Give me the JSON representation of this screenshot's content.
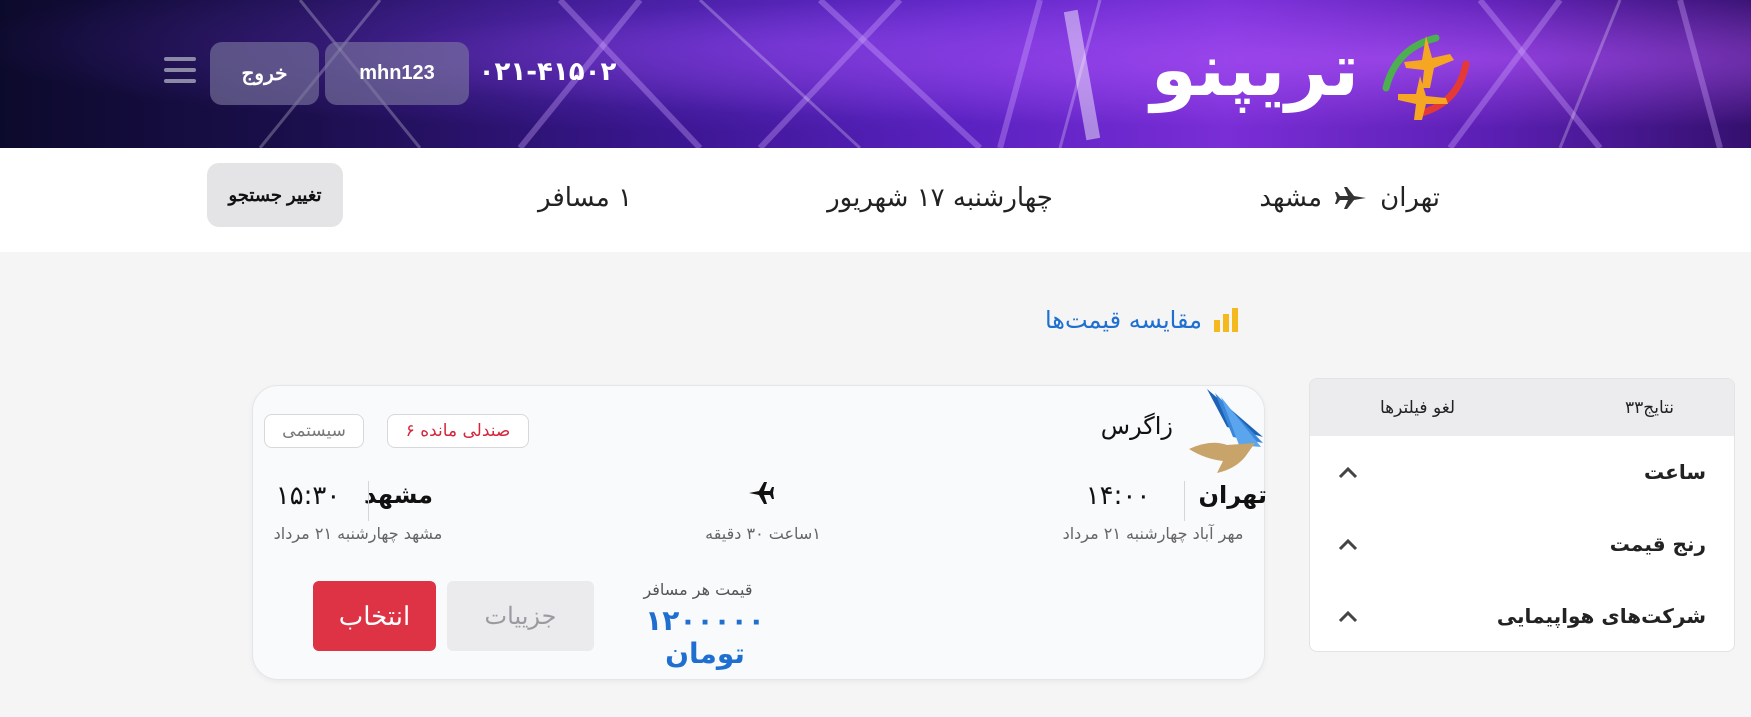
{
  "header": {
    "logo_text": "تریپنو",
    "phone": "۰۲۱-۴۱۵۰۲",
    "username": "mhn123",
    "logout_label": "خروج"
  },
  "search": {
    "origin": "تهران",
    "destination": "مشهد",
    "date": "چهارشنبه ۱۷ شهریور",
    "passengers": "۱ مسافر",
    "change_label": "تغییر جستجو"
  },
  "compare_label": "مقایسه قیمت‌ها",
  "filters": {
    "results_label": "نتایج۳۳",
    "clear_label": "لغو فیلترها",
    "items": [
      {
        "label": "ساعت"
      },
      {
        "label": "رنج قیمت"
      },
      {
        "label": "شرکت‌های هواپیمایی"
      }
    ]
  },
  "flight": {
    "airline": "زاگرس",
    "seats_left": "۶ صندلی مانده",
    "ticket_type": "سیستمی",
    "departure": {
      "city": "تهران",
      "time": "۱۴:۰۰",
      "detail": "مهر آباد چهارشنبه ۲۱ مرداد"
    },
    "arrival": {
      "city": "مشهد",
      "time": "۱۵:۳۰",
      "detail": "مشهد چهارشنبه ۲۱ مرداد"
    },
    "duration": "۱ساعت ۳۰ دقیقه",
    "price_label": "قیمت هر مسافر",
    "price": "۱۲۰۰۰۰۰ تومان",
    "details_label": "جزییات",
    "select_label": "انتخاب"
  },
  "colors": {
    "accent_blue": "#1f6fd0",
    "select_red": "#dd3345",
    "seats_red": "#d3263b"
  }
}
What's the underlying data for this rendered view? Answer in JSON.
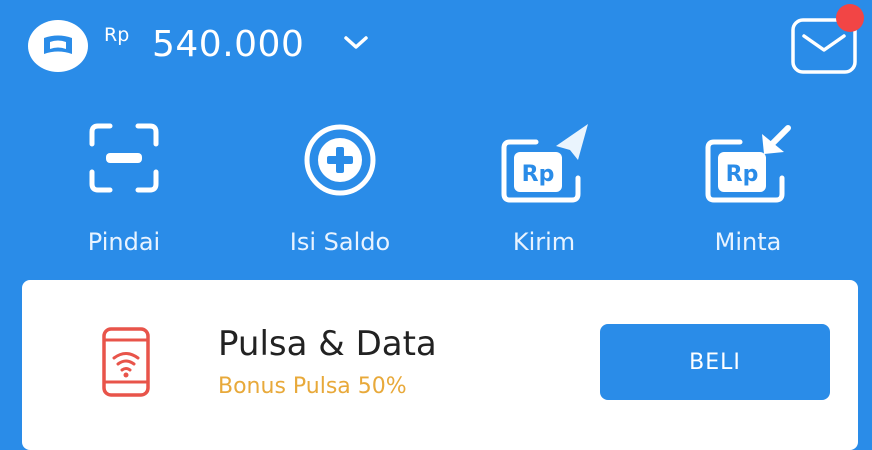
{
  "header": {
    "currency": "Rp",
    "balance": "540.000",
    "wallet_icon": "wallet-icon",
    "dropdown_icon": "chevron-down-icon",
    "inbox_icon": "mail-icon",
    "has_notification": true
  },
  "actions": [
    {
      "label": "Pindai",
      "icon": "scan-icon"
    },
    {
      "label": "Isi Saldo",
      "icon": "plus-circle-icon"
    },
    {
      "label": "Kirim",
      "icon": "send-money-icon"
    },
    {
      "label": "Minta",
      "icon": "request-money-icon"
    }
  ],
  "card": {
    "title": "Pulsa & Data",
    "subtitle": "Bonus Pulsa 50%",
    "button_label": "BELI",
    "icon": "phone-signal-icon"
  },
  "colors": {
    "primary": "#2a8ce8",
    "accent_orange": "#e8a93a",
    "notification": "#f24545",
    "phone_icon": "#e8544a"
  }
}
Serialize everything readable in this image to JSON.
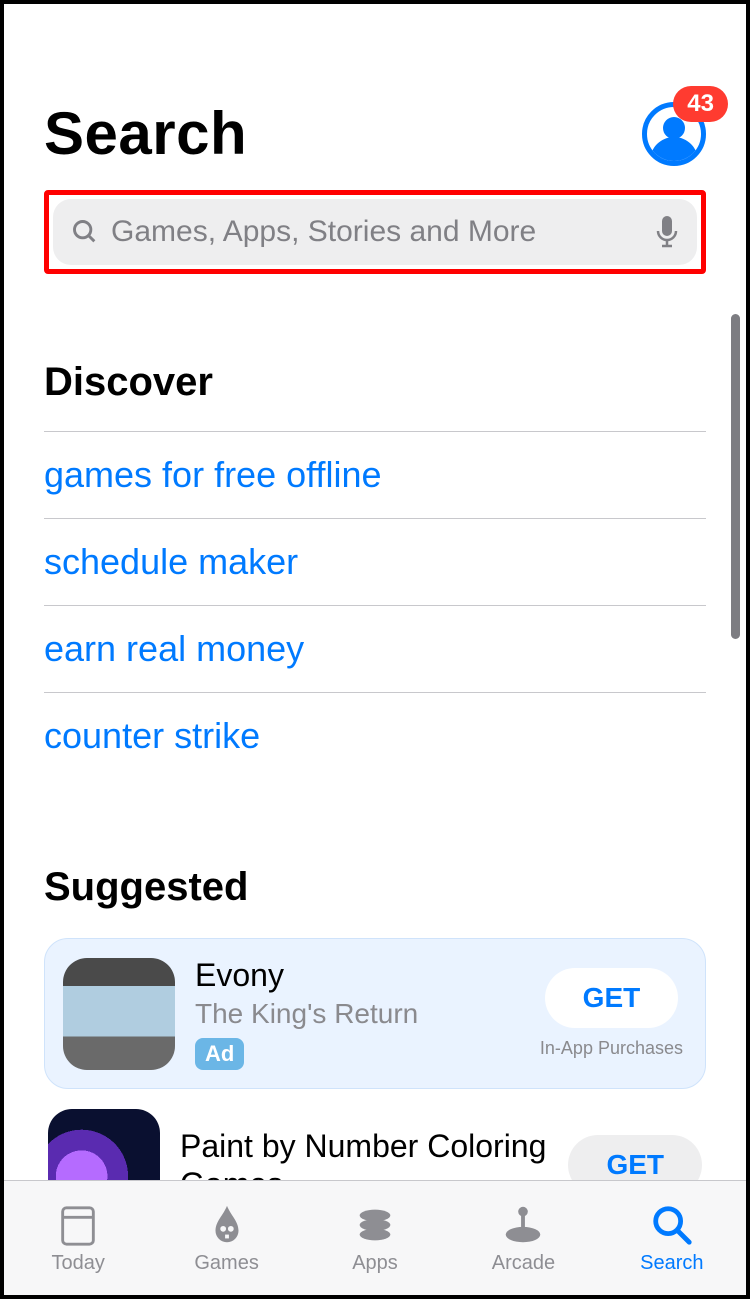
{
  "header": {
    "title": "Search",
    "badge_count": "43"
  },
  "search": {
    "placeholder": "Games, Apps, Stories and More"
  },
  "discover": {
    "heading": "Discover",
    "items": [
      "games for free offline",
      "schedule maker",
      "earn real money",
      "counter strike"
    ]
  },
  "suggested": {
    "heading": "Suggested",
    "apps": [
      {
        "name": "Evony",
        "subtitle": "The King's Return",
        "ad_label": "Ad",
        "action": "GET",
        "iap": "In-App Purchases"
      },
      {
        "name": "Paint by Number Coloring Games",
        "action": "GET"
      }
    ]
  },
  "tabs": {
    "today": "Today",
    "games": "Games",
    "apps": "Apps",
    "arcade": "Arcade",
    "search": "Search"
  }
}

→ What the task requires: Everything from the line containing "Serialize everything readable" through the last line of the entries must be repeated verbatim, except pictures.

→ Final answer:
Serialize everything readable in this image to JSON.
{
  "header": {
    "title": "Search",
    "badge_count": "43"
  },
  "search": {
    "placeholder": "Games, Apps, Stories and More"
  },
  "discover": {
    "heading": "Discover",
    "items": [
      "games for free offline",
      "schedule maker",
      "earn real money",
      "counter strike"
    ]
  },
  "suggested": {
    "heading": "Suggested",
    "apps": [
      {
        "name": "Evony",
        "subtitle": "The King's Return",
        "ad_label": "Ad",
        "action": "GET",
        "iap": "In-App Purchases"
      },
      {
        "name": "Paint by Number Coloring Games",
        "action": "GET"
      }
    ]
  },
  "tabs": {
    "today": "Today",
    "games": "Games",
    "apps": "Apps",
    "arcade": "Arcade",
    "search": "Search"
  }
}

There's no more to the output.